# Start of DATASET RECORDS
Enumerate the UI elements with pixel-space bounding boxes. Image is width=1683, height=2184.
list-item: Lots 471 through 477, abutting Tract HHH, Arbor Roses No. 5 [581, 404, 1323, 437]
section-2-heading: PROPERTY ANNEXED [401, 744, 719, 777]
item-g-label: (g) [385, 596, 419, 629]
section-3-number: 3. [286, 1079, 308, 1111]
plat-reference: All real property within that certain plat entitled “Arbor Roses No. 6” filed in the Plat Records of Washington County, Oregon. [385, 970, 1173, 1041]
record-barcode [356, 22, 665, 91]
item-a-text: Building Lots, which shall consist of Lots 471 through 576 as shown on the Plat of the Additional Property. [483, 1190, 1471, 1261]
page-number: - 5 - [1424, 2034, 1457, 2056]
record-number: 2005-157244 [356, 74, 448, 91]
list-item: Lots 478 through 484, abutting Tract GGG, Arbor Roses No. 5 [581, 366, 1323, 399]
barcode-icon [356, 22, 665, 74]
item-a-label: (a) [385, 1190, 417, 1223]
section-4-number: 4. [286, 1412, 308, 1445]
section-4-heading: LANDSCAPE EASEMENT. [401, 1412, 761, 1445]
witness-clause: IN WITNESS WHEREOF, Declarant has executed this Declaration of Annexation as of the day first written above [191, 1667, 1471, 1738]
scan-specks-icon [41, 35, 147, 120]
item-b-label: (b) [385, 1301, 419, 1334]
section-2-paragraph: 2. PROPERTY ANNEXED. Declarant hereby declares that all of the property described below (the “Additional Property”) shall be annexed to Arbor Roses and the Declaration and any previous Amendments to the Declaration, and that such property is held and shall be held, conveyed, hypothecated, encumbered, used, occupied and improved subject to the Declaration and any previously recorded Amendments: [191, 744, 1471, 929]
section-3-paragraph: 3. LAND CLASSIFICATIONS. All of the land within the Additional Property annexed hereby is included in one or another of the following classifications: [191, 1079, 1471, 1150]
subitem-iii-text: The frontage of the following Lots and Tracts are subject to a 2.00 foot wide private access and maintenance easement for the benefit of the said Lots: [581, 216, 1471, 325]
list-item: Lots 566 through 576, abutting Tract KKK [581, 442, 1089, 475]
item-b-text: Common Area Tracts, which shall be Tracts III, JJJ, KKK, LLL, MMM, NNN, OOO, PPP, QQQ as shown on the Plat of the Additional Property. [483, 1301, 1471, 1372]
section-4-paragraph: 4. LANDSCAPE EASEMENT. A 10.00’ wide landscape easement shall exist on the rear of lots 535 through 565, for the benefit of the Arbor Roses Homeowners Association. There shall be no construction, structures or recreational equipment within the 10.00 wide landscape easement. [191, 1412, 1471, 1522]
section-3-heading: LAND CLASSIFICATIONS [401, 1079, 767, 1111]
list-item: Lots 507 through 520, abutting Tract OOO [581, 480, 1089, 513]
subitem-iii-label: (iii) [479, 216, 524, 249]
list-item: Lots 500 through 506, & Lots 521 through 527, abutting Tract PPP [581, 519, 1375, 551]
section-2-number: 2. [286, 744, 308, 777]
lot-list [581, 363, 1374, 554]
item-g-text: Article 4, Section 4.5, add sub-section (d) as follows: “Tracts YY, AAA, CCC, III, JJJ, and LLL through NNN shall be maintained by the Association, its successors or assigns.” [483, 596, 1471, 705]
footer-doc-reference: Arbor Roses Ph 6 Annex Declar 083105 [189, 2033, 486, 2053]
# End of DATASET RECORDS
● **WORK TO COMPLETE**
Copy out the records word for word, from the very first line down through the line that contains "section-3-number: 3. [286, 1079, 308, 1111]", with both of those lines included.

● **RESULT FOR THIS EXERCISE**
Enumerate the UI elements with pixel-space bounding boxes. Image is width=1683, height=2184.
list-item: Lots 471 through 477, abutting Tract HHH, Arbor Roses No. 5 [581, 404, 1323, 437]
section-2-heading: PROPERTY ANNEXED [401, 744, 719, 777]
item-g-label: (g) [385, 596, 419, 629]
section-3-number: 3. [286, 1079, 308, 1111]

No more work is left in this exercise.